Source records:
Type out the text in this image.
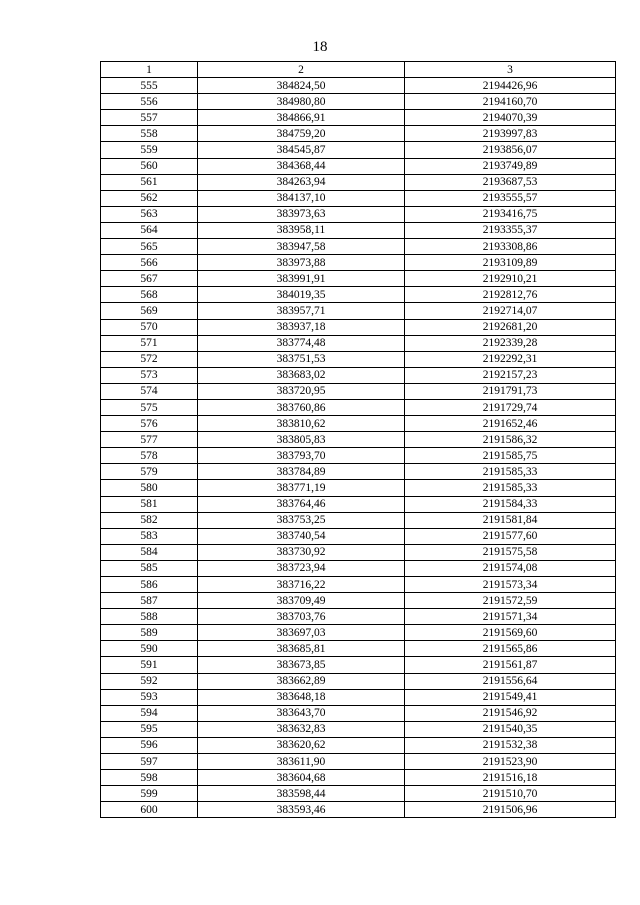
18
1	2	3
555	384824,50	2194426,96
556	384980,80	2194160,70
557	384866,91	2194070,39
558	384759,20	2193997,83
559	384545,87	2193856,07
560	384368,44	2193749,89
561	384263,94	2193687,53
562	384137,10	2193555,57
563	383973,63	2193416,75
564	383958,11	2193355,37
565	383947,58	2193308,86
566	383973,88	2193109,89
567	383991,91	2192910,21
568	384019,35	2192812,76
569	383957,71	2192714,07
570	383937,18	2192681,20
571	383774,48	2192339,28
572	383751,53	2192292,31
573	383683,02	2192157,23
574	383720,95	2191791,73
575	383760,86	2191729,74
576	383810,62	2191652,46
577	383805,83	2191586,32
578	383793,70	2191585,75
579	383784,89	2191585,33
580	383771,19	2191585,33
581	383764,46	2191584,33
582	383753,25	2191581,84
583	383740,54	2191577,60
584	383730,92	2191575,58
585	383723,94	2191574,08
586	383716,22	2191573,34
587	383709,49	2191572,59
588	383703,76	2191571,34
589	383697,03	2191569,60
590	383685,81	2191565,86
591	383673,85	2191561,87
592	383662,89	2191556,64
593	383648,18	2191549,41
594	383643,70	2191546,92
595	383632,83	2191540,35
596	383620,62	2191532,38
597	383611,90	2191523,90
598	383604,68	2191516,18
599	383598,44	2191510,70
600	383593,46	2191506,96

● EXERCISE TASK
Omit the pictures. Transcribe every record exactly.

● SOLUTION TO THE EXERCISE
Type out the text in this image.
18
1	2	3
555	384824,50	2194426,96
556	384980,80	2194160,70
557	384866,91	2194070,39
558	384759,20	2193997,83
559	384545,87	2193856,07
560	384368,44	2193749,89
561	384263,94	2193687,53
562	384137,10	2193555,57
563	383973,63	2193416,75
564	383958,11	2193355,37
565	383947,58	2193308,86
566	383973,88	2193109,89
567	383991,91	2192910,21
568	384019,35	2192812,76
569	383957,71	2192714,07
570	383937,18	2192681,20
571	383774,48	2192339,28
572	383751,53	2192292,31
573	383683,02	2192157,23
574	383720,95	2191791,73
575	383760,86	2191729,74
576	383810,62	2191652,46
577	383805,83	2191586,32
578	383793,70	2191585,75
579	383784,89	2191585,33
580	383771,19	2191585,33
581	383764,46	2191584,33
582	383753,25	2191581,84
583	383740,54	2191577,60
584	383730,92	2191575,58
585	383723,94	2191574,08
586	383716,22	2191573,34
587	383709,49	2191572,59
588	383703,76	2191571,34
589	383697,03	2191569,60
590	383685,81	2191565,86
591	383673,85	2191561,87
592	383662,89	2191556,64
593	383648,18	2191549,41
594	383643,70	2191546,92
595	383632,83	2191540,35
596	383620,62	2191532,38
597	383611,90	2191523,90
598	383604,68	2191516,18
599	383598,44	2191510,70
600	383593,46	2191506,96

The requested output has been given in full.